* Start Given records *

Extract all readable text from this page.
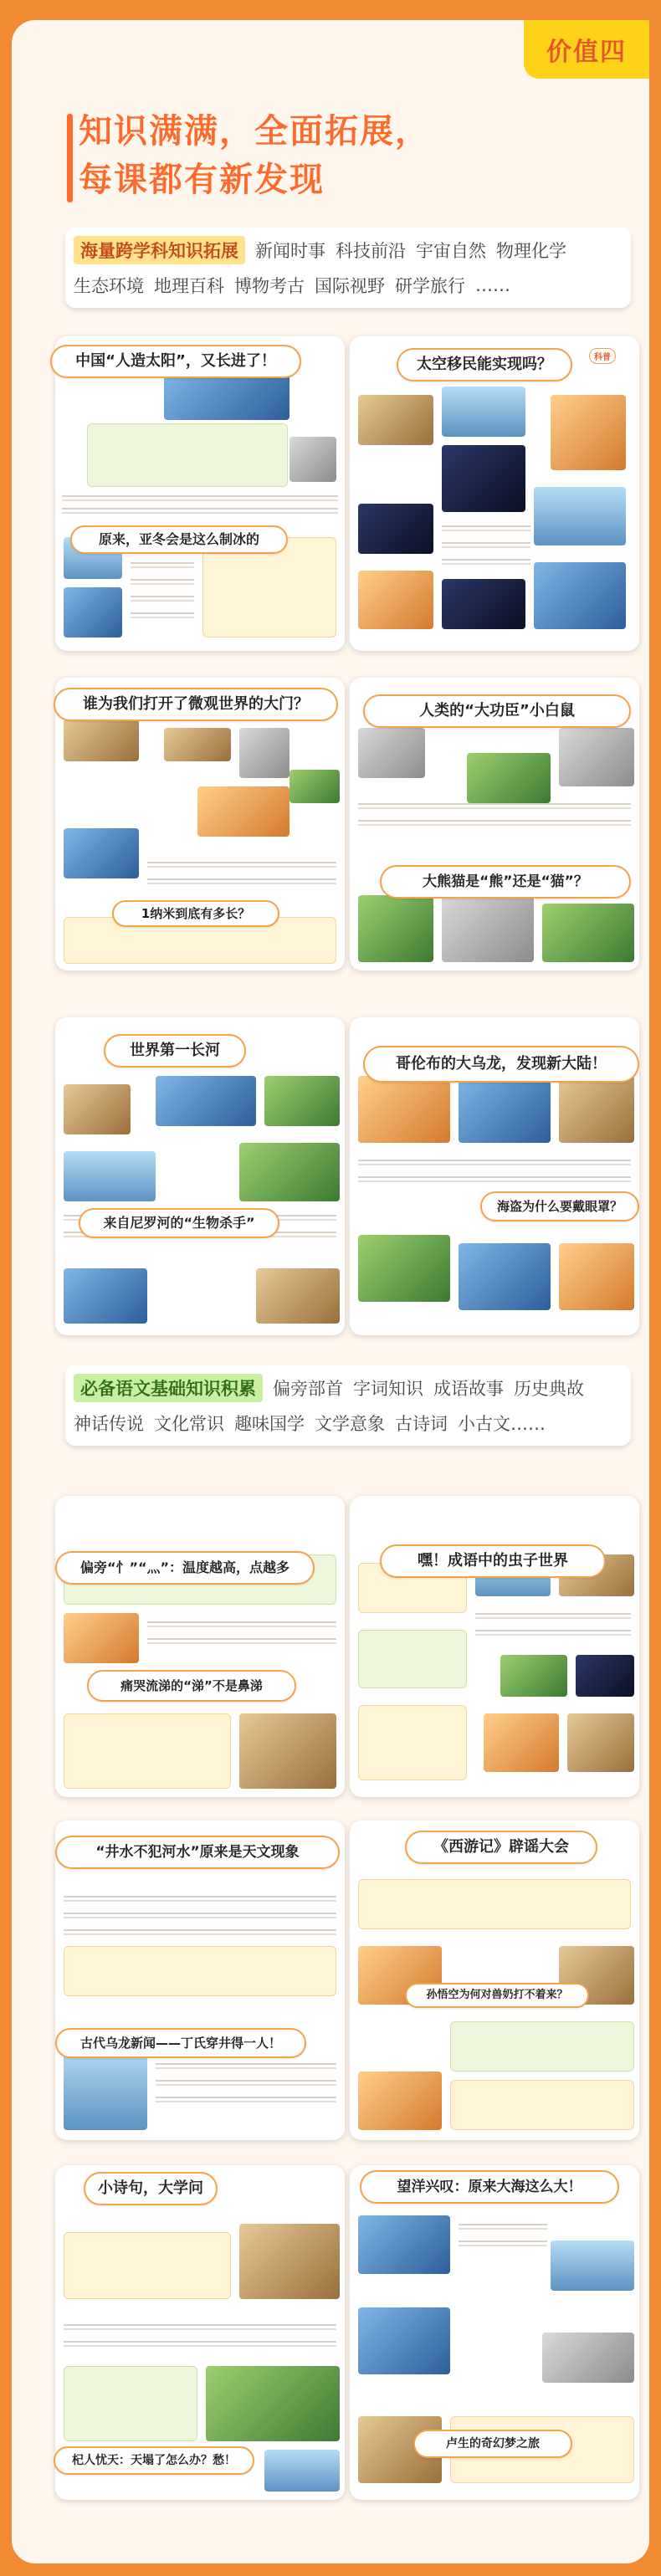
价值四
知识满满，全面拓展，
每课都有新发现
海量跨学科知识拓展 新闻时事 科技前沿 宇宙自然 物理化学
生态环境 地理百科 博物考古 国际视野 研学旅行 ……
中国“人造太阳”，又长进了！
原来，亚冬会是这么制冰的
太空移民能实现吗？	科普
谁为我们打开了微观世界的大门？
1纳米到底有多长？
人类的“大功臣”小白鼠
大熊猫是“熊”还是“猫”？
世界第一长河
来自尼罗河的“生物杀手”
哥伦布的大乌龙，发现新大陆！
海盗为什么要戴眼罩？
必备语文基础知识积累 偏旁部首 字词知识 成语故事 历史典故
神话传说 文化常识 趣味国学 文学意象 古诗词 小古文……
偏旁“忄”“灬”：温度越高，点越多
痛哭流涕的“涕”不是鼻涕
嘿！成语中的虫子世界
“井水不犯河水”原来是天文现象
古代乌龙新闻——丁氏穿井得一人！
《西游记》辟谣大会
孙悟空为何对兽奶打不着来？
小诗句，大学问
杞人忧天：天塌了怎么办？愁！
望洋兴叹：原来大海这么大！
卢生的奇幻梦之旅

* End Given records *

| Problem details |
Retype each record exactly as it stands, but do not include the pictures.

| Output below |
Extract all readable text from this page.
价值四
知识满满，全面拓展，
每课都有新发现
海量跨学科知识拓展 新闻时事 科技前沿 宇宙自然 物理化学
生态环境 地理百科 博物考古 国际视野 研学旅行 ……
中国“人造太阳”，又长进了！
原来，亚冬会是这么制冰的
太空移民能实现吗？	科普
谁为我们打开了微观世界的大门？
1纳米到底有多长？
人类的“大功臣”小白鼠
大熊猫是“熊”还是“猫”？
世界第一长河
来自尼罗河的“生物杀手”
哥伦布的大乌龙，发现新大陆！
海盗为什么要戴眼罩？
必备语文基础知识积累 偏旁部首 字词知识 成语故事 历史典故
神话传说 文化常识 趣味国学 文学意象 古诗词 小古文……
偏旁“忄”“灬”：温度越高，点越多
痛哭流涕的“涕”不是鼻涕
嘿！成语中的虫子世界
“井水不犯河水”原来是天文现象
古代乌龙新闻——丁氏穿井得一人！
《西游记》辟谣大会
孙悟空为何对兽奶打不着来？
小诗句，大学问
杞人忧天：天塌了怎么办？愁！
望洋兴叹：原来大海这么大！
卢生的奇幻梦之旅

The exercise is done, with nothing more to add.